━━━ SOURCE DATA ━━━
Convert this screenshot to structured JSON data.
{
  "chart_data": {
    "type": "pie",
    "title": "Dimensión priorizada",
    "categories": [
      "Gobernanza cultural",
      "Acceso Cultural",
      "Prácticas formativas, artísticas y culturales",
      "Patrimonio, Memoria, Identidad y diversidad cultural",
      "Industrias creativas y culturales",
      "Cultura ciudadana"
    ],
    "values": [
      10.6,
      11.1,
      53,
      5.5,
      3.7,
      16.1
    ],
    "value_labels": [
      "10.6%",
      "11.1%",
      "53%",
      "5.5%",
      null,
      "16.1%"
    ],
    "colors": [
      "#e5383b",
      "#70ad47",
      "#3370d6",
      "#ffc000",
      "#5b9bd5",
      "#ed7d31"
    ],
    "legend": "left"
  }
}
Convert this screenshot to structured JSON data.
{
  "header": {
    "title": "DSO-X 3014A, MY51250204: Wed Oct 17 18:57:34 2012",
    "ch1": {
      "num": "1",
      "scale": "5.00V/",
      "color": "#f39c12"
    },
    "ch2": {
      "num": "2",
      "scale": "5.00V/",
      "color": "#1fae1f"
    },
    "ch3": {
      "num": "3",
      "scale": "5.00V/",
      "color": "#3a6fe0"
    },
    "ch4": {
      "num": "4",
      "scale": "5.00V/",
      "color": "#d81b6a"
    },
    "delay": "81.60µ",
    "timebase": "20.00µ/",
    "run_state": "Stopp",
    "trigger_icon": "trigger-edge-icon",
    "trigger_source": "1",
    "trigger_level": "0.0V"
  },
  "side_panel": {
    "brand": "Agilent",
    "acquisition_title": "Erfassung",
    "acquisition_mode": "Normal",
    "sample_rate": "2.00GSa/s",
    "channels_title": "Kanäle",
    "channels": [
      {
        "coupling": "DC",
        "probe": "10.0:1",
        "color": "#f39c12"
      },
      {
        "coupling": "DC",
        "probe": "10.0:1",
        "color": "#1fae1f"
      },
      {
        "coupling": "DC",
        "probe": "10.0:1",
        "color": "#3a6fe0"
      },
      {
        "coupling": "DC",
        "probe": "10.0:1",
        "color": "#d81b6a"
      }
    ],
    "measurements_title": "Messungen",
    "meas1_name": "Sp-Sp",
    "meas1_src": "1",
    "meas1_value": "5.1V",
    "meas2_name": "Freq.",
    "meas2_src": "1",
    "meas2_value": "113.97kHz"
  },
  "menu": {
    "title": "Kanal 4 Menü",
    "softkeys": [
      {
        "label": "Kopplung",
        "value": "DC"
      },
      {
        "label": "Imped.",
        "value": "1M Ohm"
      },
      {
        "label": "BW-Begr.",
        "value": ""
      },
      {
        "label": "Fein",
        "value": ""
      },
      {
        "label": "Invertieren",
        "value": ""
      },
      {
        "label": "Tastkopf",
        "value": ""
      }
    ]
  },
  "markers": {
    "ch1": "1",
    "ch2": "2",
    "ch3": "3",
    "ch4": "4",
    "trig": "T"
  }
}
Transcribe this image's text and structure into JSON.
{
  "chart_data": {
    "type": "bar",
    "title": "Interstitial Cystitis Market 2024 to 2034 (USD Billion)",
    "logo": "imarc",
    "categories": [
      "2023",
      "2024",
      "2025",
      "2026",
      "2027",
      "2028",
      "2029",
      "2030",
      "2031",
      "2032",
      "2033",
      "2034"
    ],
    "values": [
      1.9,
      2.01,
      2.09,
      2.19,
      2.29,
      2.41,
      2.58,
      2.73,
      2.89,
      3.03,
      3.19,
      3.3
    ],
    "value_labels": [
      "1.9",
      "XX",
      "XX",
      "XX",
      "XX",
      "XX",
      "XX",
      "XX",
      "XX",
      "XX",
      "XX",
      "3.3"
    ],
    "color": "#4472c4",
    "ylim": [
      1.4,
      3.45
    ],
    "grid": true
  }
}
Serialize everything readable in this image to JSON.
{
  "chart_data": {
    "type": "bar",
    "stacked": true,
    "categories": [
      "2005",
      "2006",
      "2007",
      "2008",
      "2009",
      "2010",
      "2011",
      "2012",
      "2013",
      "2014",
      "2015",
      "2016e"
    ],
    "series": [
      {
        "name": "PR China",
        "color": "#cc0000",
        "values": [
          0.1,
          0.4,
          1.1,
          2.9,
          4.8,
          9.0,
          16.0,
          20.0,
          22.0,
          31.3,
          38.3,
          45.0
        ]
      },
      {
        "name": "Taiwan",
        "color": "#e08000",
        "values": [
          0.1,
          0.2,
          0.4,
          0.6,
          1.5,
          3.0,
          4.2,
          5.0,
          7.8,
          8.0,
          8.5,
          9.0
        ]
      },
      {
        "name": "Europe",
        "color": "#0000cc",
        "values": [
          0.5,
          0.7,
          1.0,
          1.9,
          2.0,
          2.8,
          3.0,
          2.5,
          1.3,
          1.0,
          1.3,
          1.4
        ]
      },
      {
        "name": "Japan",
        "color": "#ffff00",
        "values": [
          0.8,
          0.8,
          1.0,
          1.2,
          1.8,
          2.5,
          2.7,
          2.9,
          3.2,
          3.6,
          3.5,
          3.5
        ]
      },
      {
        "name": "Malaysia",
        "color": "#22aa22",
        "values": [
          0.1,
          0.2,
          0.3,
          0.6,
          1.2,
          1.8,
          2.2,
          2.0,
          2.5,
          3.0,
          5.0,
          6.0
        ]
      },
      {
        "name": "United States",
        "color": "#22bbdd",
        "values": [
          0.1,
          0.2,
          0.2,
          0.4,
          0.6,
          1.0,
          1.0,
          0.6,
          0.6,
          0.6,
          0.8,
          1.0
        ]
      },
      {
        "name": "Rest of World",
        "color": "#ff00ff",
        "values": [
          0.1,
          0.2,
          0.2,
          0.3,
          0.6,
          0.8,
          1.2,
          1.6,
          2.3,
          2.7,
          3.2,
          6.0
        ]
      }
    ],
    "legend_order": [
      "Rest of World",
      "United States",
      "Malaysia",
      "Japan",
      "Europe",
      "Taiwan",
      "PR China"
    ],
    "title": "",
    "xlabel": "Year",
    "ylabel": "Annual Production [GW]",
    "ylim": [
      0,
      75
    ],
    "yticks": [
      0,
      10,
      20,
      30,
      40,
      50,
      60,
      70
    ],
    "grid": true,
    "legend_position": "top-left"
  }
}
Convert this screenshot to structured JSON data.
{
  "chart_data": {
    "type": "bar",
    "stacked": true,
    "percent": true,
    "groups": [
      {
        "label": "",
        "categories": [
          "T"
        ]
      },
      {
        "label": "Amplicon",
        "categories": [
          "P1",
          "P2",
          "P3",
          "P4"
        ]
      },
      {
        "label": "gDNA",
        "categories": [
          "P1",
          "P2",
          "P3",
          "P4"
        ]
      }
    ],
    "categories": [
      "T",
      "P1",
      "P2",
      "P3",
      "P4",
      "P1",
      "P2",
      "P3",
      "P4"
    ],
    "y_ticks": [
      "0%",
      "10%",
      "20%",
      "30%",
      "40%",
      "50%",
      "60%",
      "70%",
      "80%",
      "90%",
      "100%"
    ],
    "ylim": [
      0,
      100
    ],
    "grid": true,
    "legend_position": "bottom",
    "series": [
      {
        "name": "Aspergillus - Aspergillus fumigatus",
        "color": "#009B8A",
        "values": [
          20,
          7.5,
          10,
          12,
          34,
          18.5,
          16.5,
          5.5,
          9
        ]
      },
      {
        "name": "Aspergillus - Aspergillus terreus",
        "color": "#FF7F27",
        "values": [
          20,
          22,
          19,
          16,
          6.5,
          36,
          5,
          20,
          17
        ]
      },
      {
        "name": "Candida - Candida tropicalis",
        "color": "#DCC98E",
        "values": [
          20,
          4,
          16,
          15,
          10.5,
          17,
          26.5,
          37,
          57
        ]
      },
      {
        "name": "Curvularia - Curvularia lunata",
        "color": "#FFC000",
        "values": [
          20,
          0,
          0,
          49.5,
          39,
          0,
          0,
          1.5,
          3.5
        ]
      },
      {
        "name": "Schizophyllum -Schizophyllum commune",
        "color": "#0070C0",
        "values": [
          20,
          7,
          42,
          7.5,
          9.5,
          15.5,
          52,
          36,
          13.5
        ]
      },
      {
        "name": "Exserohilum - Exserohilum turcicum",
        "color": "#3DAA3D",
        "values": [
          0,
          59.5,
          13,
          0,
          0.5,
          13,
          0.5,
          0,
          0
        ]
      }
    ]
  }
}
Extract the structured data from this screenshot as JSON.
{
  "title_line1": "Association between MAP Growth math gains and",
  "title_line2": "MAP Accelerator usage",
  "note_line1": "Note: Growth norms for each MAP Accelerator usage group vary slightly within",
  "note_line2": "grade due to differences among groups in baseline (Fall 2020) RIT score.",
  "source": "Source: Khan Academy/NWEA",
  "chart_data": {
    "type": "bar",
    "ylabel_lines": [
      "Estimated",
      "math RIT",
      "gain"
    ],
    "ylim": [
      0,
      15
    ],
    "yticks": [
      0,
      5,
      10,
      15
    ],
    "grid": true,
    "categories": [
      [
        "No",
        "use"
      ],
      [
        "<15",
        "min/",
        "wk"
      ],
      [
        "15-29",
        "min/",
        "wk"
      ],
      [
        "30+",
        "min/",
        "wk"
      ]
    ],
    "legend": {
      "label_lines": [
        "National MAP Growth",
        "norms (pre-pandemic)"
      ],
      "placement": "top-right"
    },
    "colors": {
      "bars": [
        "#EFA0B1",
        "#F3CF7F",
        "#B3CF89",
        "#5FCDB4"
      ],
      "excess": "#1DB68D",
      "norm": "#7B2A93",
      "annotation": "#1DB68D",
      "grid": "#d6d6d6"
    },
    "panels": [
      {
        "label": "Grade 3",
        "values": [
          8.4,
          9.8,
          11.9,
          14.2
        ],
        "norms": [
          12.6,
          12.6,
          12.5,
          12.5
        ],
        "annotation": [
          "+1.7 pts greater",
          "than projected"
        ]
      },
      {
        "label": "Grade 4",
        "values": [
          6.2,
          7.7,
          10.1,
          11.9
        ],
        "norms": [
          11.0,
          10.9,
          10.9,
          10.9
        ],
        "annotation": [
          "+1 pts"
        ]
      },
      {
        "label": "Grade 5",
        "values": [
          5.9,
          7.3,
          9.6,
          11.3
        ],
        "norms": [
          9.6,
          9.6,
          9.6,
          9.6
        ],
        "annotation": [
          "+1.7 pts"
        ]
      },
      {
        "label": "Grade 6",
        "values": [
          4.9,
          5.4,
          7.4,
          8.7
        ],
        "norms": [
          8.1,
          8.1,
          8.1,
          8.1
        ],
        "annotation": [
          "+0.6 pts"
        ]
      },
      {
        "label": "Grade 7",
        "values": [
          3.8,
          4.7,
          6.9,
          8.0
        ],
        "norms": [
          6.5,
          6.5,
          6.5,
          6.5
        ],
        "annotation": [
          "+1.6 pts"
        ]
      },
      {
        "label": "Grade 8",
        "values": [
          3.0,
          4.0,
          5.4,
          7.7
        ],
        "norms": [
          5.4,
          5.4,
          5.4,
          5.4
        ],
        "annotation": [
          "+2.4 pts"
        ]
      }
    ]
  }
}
━━━
— DIRECTIVE —
From the entries above, copy every line that holds the word "image".

— RESPONSE —
Transcribe this image's text and structure into JSON.
Serialize everything readable in this image to JSON.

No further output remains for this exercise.